— Begin —

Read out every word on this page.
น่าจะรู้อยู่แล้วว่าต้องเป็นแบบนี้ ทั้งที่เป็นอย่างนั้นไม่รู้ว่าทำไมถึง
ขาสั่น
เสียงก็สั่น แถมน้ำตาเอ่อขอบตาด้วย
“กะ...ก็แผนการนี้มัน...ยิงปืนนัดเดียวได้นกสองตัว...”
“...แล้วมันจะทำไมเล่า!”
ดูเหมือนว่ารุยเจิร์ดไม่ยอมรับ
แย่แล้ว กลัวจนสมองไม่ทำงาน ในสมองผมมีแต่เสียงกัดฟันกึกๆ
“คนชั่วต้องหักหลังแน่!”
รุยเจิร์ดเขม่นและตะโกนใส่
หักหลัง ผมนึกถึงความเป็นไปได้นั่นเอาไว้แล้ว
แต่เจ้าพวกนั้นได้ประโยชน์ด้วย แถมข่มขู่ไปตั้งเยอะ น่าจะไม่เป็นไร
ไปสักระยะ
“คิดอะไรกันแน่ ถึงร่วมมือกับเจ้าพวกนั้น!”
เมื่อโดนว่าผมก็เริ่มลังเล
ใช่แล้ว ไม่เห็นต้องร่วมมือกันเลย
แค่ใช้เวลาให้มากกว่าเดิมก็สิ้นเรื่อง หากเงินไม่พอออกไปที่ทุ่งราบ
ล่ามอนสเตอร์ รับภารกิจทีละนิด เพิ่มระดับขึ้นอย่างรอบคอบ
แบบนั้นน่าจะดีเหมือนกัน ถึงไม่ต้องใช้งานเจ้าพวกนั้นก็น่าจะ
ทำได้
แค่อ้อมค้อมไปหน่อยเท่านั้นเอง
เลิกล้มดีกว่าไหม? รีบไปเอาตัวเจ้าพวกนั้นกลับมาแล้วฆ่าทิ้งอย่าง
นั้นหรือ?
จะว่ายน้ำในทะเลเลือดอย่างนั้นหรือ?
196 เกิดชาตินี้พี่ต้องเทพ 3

— End —

**Exercise instructions**
Output the lines above verbatim and in full.

**The answer**
Read out every word on this page.
น่าจะรู้อยู่แล้วว่าต้องเป็นแบบนี้ ทั้งที่เป็นอย่างนั้นไม่รู้ว่าทำไมถึง
ขาสั่น
เสียงก็สั่น แถมน้ำตาเอ่อขอบตาด้วย
“กะ...ก็แผนการนี้มัน...ยิงปืนนัดเดียวได้นกสองตัว...”
“...แล้วมันจะทำไมเล่า!”
ดูเหมือนว่ารุยเจิร์ดไม่ยอมรับ
แย่แล้ว กลัวจนสมองไม่ทำงาน ในสมองผมมีแต่เสียงกัดฟันกึกๆ
“คนชั่วต้องหักหลังแน่!”
รุยเจิร์ดเขม่นและตะโกนใส่
หักหลัง ผมนึกถึงความเป็นไปได้นั่นเอาไว้แล้ว
แต่เจ้าพวกนั้นได้ประโยชน์ด้วย แถมข่มขู่ไปตั้งเยอะ น่าจะไม่เป็นไร
ไปสักระยะ
“คิดอะไรกันแน่ ถึงร่วมมือกับเจ้าพวกนั้น!”
เมื่อโดนว่าผมก็เริ่มลังเล
ใช่แล้ว ไม่เห็นต้องร่วมมือกันเลย
แค่ใช้เวลาให้มากกว่าเดิมก็สิ้นเรื่อง หากเงินไม่พอออกไปที่ทุ่งราบ
ล่ามอนสเตอร์ รับภารกิจทีละนิด เพิ่มระดับขึ้นอย่างรอบคอบ
แบบนั้นน่าจะดีเหมือนกัน ถึงไม่ต้องใช้งานเจ้าพวกนั้นก็น่าจะ
ทำได้
แค่อ้อมค้อมไปหน่อยเท่านั้นเอง
เลิกล้มดีกว่าไหม? รีบไปเอาตัวเจ้าพวกนั้นกลับมาแล้วฆ่าทิ้งอย่าง
นั้นหรือ?
จะว่ายน้ำในทะเลเลือดอย่างนั้นหรือ?
196 เกิดชาตินี้พี่ต้องเทพ 3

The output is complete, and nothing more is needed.